SET EXERCISE:
Write out all of the records precisely. Skip anything that is a picture.

DATASET:
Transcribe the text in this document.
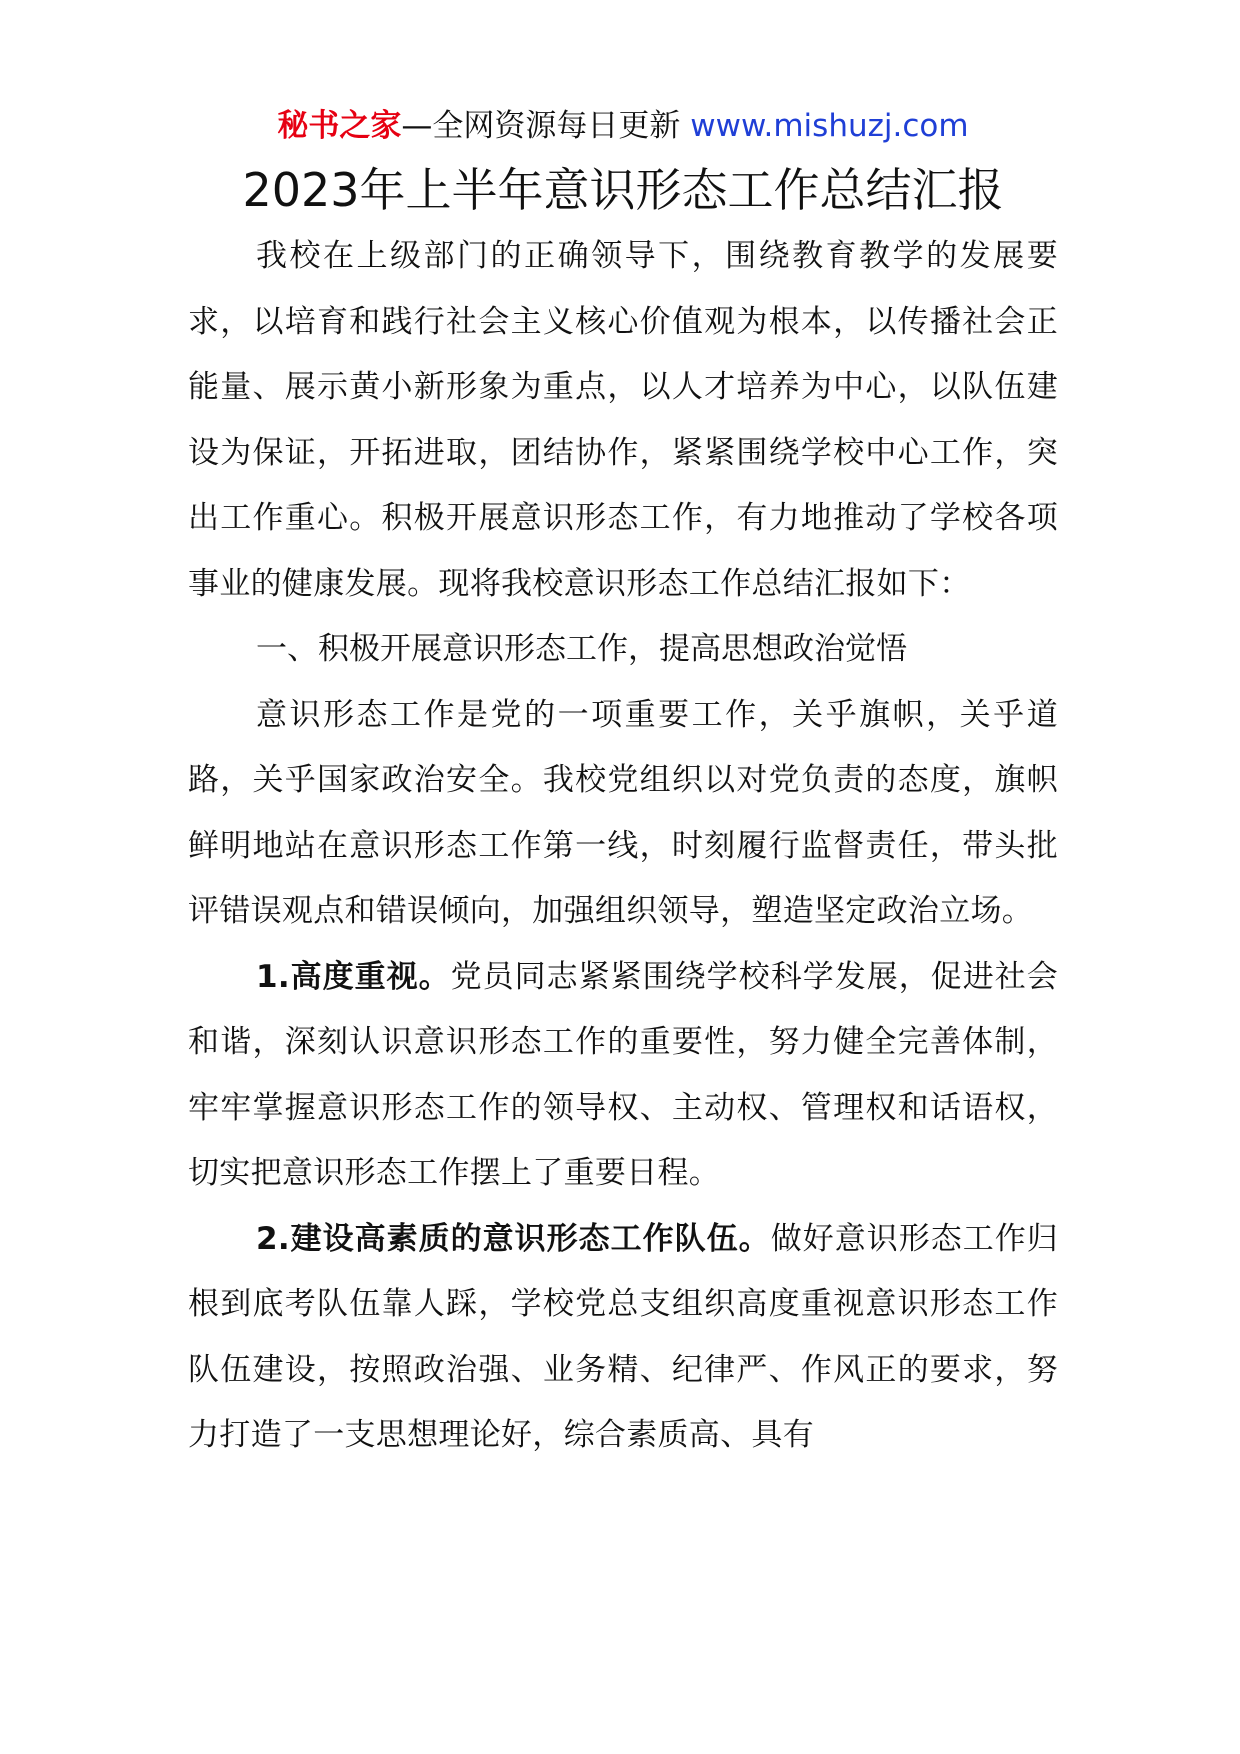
秘书之家—全网资源每日更新 www.mishuzj.com
2023年上半年意识形态工作总结汇报

我校在上级部门的正确领导下，围绕教育教学的发展要求，以培育和践行社会主义核心价值观为根本，以传播社会正能量、展示黄小新形象为重点，以人才培养为中心，以队伍建设为保证，开拓进取，团结协作，紧紧围绕学校中心工作，突出工作重心。积极开展意识形态工作，有力地推动了学校各项事业的健康发展。现将我校意识形态工作总结汇报如下：

一、积极开展意识形态工作，提高思想政治觉悟

意识形态工作是党的一项重要工作，关乎旗帜，关乎道路，关乎国家政治安全。我校党组织以对党负责的态度，旗帜鲜明地站在意识形态工作第一线，时刻履行监督责任，带头批评错误观点和错误倾向，加强组织领导，塑造坚定政治立场。

1.高度重视。党员同志紧紧围绕学校科学发展，促进社会和谐，深刻认识意识形态工作的重要性，努力健全完善体制，牢牢掌握意识形态工作的领导权、主动权、管理权和话语权，切实把意识形态工作摆上了重要日程。

2.建设高素质的意识形态工作队伍。做好意识形态工作归根到底考队伍靠人踩，学校党总支组织高度重视意识形态工作队伍建设，按照政治强、业务精、纪律严、作风正的要求，努力打造了一支思想理论好，综合素质高、具有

EXPECTED OUTPUT:
Transcribe the text in this document.
秘书之家—全网资源每日更新 www.mishuzj.com
2023年上半年意识形态工作总结汇报

我校在上级部门的正确领导下，围绕教育教学的发展要求，以培育和践行社会主义核心价值观为根本，以传播社会正能量、展示黄小新形象为重点，以人才培养为中心，以队伍建设为保证，开拓进取，团结协作，紧紧围绕学校中心工作，突出工作重心。积极开展意识形态工作，有力地推动了学校各项事业的健康发展。现将我校意识形态工作总结汇报如下：

一、积极开展意识形态工作，提高思想政治觉悟

意识形态工作是党的一项重要工作，关乎旗帜，关乎道路，关乎国家政治安全。我校党组织以对党负责的态度，旗帜鲜明地站在意识形态工作第一线，时刻履行监督责任，带头批评错误观点和错误倾向，加强组织领导，塑造坚定政治立场。

1.高度重视。党员同志紧紧围绕学校科学发展，促进社会和谐，深刻认识意识形态工作的重要性，努力健全完善体制，牢牢掌握意识形态工作的领导权、主动权、管理权和话语权，切实把意识形态工作摆上了重要日程。

2.建设高素质的意识形态工作队伍。做好意识形态工作归根到底考队伍靠人踩，学校党总支组织高度重视意识形态工作队伍建设，按照政治强、业务精、纪律严、作风正的要求，努力打造了一支思想理论好，综合素质高、具有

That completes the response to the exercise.